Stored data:
** Start **

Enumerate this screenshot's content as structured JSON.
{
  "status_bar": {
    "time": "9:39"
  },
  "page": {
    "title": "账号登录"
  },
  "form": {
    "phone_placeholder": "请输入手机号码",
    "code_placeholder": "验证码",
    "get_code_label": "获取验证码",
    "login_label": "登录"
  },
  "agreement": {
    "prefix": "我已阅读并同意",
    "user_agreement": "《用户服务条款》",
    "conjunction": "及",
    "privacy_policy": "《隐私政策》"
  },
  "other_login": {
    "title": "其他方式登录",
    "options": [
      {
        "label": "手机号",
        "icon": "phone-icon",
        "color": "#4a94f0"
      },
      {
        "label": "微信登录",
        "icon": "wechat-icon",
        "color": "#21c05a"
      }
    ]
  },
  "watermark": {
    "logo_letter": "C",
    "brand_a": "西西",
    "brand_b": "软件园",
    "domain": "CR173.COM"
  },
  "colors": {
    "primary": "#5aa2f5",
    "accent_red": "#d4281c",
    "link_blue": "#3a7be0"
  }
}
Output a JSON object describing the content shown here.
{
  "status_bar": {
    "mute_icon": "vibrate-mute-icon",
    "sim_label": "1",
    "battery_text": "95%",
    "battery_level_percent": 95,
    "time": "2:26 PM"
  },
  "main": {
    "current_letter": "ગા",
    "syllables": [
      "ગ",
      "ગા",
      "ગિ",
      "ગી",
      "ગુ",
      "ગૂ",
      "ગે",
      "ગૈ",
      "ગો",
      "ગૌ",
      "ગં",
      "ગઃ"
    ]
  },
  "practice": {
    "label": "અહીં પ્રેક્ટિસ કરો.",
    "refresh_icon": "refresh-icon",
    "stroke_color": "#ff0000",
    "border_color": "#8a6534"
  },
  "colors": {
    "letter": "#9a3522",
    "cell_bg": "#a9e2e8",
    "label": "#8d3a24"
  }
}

** End **

> _Required task_
Would you reproduce the material above in full, exactly as given?

> _Expected answer_
Enumerate this screenshot's content as structured JSON.
{
  "status_bar": {
    "time": "9:39"
  },
  "page": {
    "title": "账号登录"
  },
  "form": {
    "phone_placeholder": "请输入手机号码",
    "code_placeholder": "验证码",
    "get_code_label": "获取验证码",
    "login_label": "登录"
  },
  "agreement": {
    "prefix": "我已阅读并同意",
    "user_agreement": "《用户服务条款》",
    "conjunction": "及",
    "privacy_policy": "《隐私政策》"
  },
  "other_login": {
    "title": "其他方式登录",
    "options": [
      {
        "label": "手机号",
        "icon": "phone-icon",
        "color": "#4a94f0"
      },
      {
        "label": "微信登录",
        "icon": "wechat-icon",
        "color": "#21c05a"
      }
    ]
  },
  "watermark": {
    "logo_letter": "C",
    "brand_a": "西西",
    "brand_b": "软件园",
    "domain": "CR173.COM"
  },
  "colors": {
    "primary": "#5aa2f5",
    "accent_red": "#d4281c",
    "link_blue": "#3a7be0"
  }
}
Output a JSON object describing the content shown here.
{
  "status_bar": {
    "mute_icon": "vibrate-mute-icon",
    "sim_label": "1",
    "battery_text": "95%",
    "battery_level_percent": 95,
    "time": "2:26 PM"
  },
  "main": {
    "current_letter": "ગા",
    "syllables": [
      "ગ",
      "ગા",
      "ગિ",
      "ગી",
      "ગુ",
      "ગૂ",
      "ગે",
      "ગૈ",
      "ગો",
      "ગૌ",
      "ગં",
      "ગઃ"
    ]
  },
  "practice": {
    "label": "અહીં પ્રેક્ટિસ કરો.",
    "refresh_icon": "refresh-icon",
    "stroke_color": "#ff0000",
    "border_color": "#8a6534"
  },
  "colors": {
    "letter": "#9a3522",
    "cell_bg": "#a9e2e8",
    "label": "#8d3a24"
  }
}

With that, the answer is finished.